Work task =
Restate the listing below word for word, pictures excluded.

══════════

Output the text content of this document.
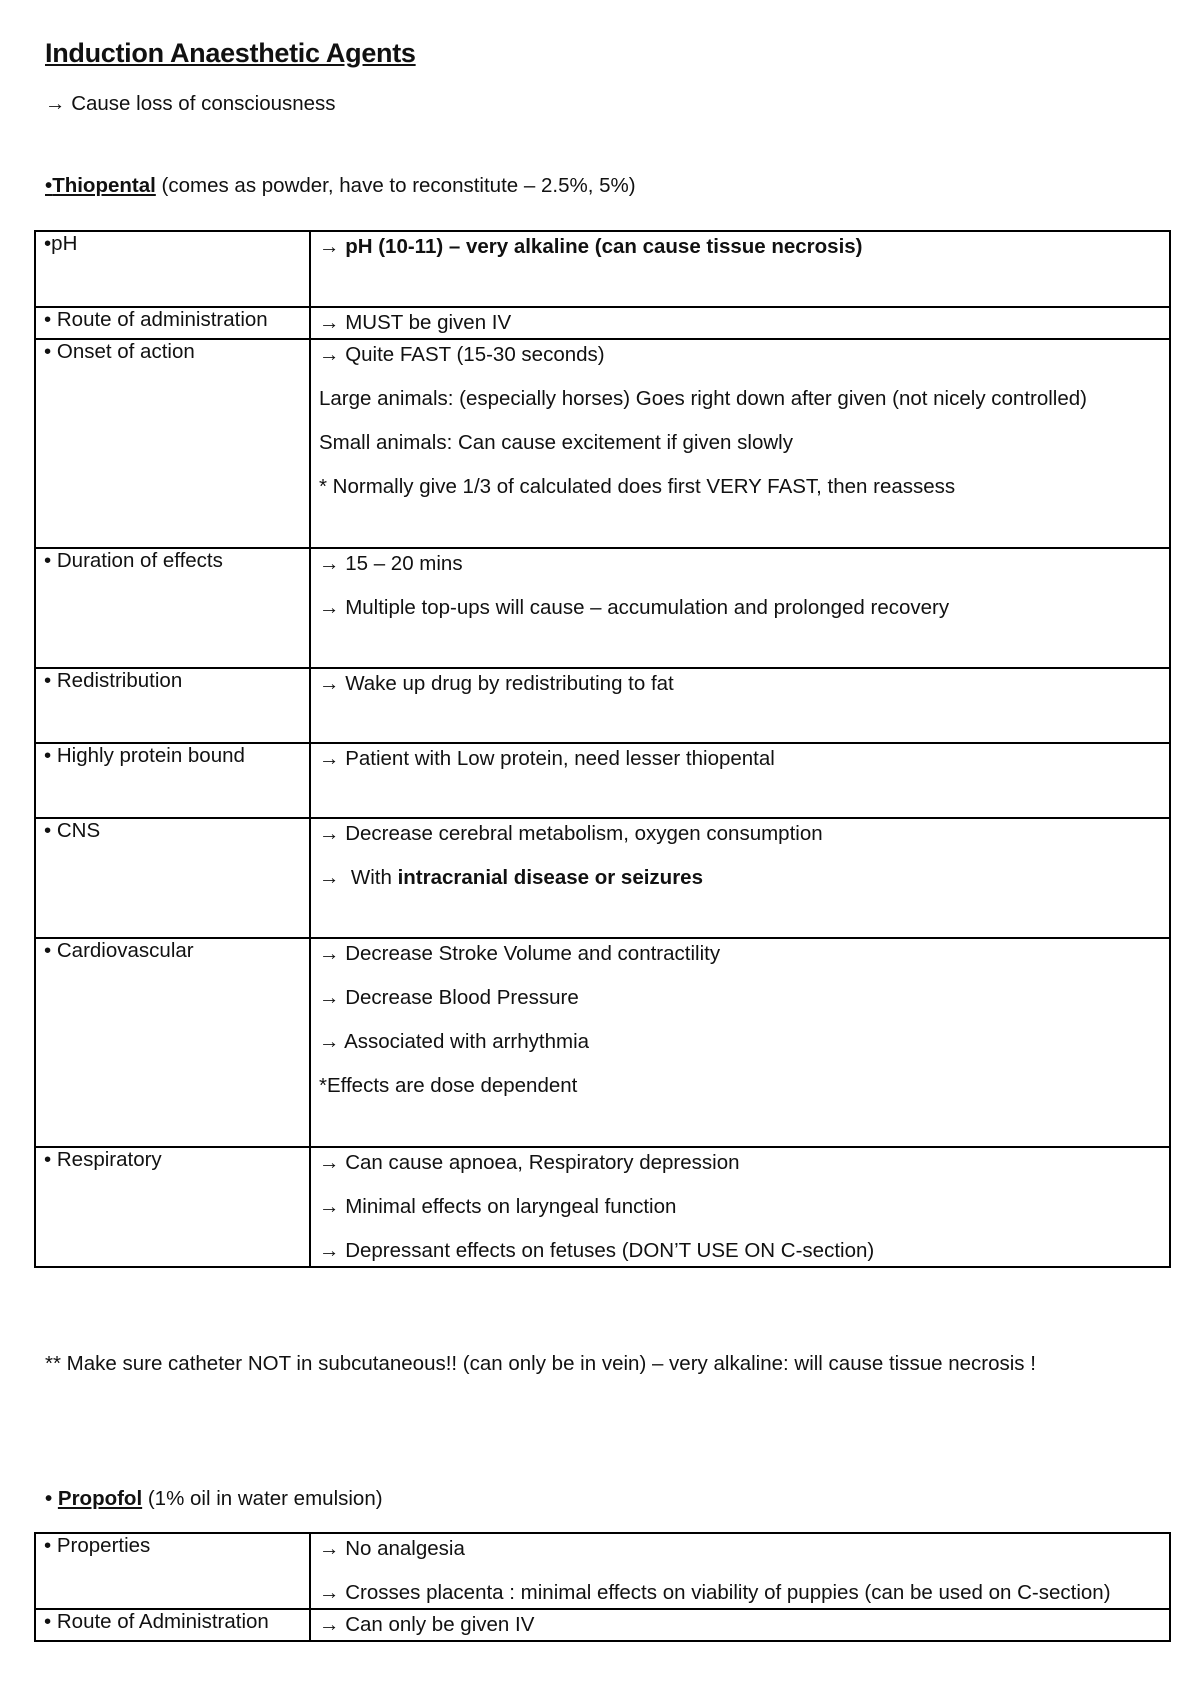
Induction Anaesthetic Agents
→ Cause loss of consciousness
•Thiopental (comes as powder, have to reconstitute – 2.5%, 5%)
•pH	→ pH (10-11) – very alkaline (can cause tissue necrosis)

• Route of administration	→ MUST be given IV

• Onset of action	→ Quite FAST (15-30 seconds)
Large animals: (especially horses) Goes right down after given (not nicely controlled)
Small animals: Can cause excitement if given slowly
* Normally give 1/3 of calculated does first VERY FAST, then reassess

• Duration of effects	→ 15 – 20 mins
→ Multiple top-ups will cause – accumulation and prolonged recovery

• Redistribution	→ Wake up drug by redistributing to fat

• Highly protein bound	→ Patient with Low protein, need lesser thiopental

• CNS	→ Decrease cerebral metabolism, oxygen consumption
→  With intracranial disease or seizures

• Cardiovascular	→ Decrease Stroke Volume and contractility
→ Decrease Blood Pressure
→ Associated with arrhythmia
*Effects are dose dependent

• Respiratory	→ Can cause apnoea, Respiratory depression
→ Minimal effects on laryngeal function
→ Depressant effects on fetuses (DON’T USE ON C-section)
** Make sure catheter NOT in subcutaneous!! (can only be in vein) – very alkaline: will cause tissue necrosis !
• Propofol (1% oil in water emulsion)
• Properties	→ No analgesia
→ Crosses placenta : minimal effects on viability of puppies (can be used on C-section)

• Route of Administration	→ Can only be given IV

══════════

Response to the exercise =
Output the text content of this document.
Induction Anaesthetic Agents
→ Cause loss of consciousness
•Thiopental (comes as powder, have to reconstitute – 2.5%, 5%)
•pH	→ pH (10-11) – very alkaline (can cause tissue necrosis)

• Route of administration	→ MUST be given IV

• Onset of action	→ Quite FAST (15-30 seconds)
Large animals: (especially horses) Goes right down after given (not nicely controlled)
Small animals: Can cause excitement if given slowly
* Normally give 1/3 of calculated does first VERY FAST, then reassess

• Duration of effects	→ 15 – 20 mins
→ Multiple top-ups will cause – accumulation and prolonged recovery

• Redistribution	→ Wake up drug by redistributing to fat

• Highly protein bound	→ Patient with Low protein, need lesser thiopental

• CNS	→ Decrease cerebral metabolism, oxygen consumption
→  With intracranial disease or seizures

• Cardiovascular	→ Decrease Stroke Volume and contractility
→ Decrease Blood Pressure
→ Associated with arrhythmia
*Effects are dose dependent

• Respiratory	→ Can cause apnoea, Respiratory depression
→ Minimal effects on laryngeal function
→ Depressant effects on fetuses (DON’T USE ON C-section)
** Make sure catheter NOT in subcutaneous!! (can only be in vein) – very alkaline: will cause tissue necrosis !
• Propofol (1% oil in water emulsion)
• Properties	→ No analgesia
→ Crosses placenta : minimal effects on viability of puppies (can be used on C-section)

• Route of Administration	→ Can only be given IV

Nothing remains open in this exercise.